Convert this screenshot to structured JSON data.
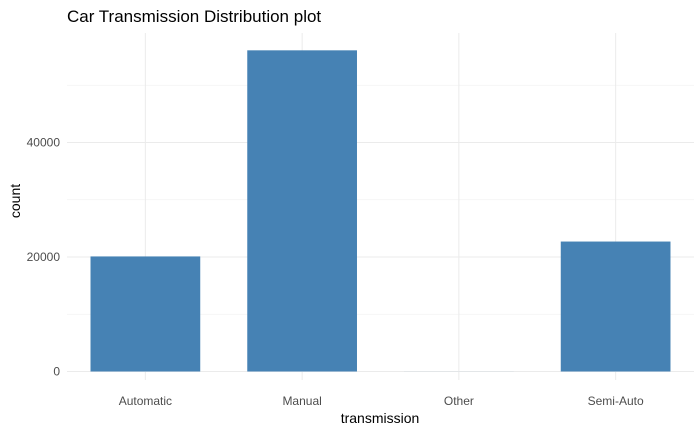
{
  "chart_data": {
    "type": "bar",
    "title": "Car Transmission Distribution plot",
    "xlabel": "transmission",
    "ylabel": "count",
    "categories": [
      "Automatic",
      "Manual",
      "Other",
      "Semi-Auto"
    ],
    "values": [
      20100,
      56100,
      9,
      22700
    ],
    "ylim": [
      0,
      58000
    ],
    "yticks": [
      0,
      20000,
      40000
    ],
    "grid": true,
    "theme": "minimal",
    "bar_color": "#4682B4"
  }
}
::::::::::
Goal:
Every record above should come back exactly, but without its pictures.

Result of the task:
Convert this screenshot to structured JSON data.
{
  "chart_data": {
    "type": "bar",
    "title": "Car Transmission Distribution plot",
    "xlabel": "transmission",
    "ylabel": "count",
    "categories": [
      "Automatic",
      "Manual",
      "Other",
      "Semi-Auto"
    ],
    "values": [
      20100,
      56100,
      9,
      22700
    ],
    "ylim": [
      0,
      58000
    ],
    "yticks": [
      0,
      20000,
      40000
    ],
    "grid": true,
    "theme": "minimal",
    "bar_color": "#4682B4"
  }
}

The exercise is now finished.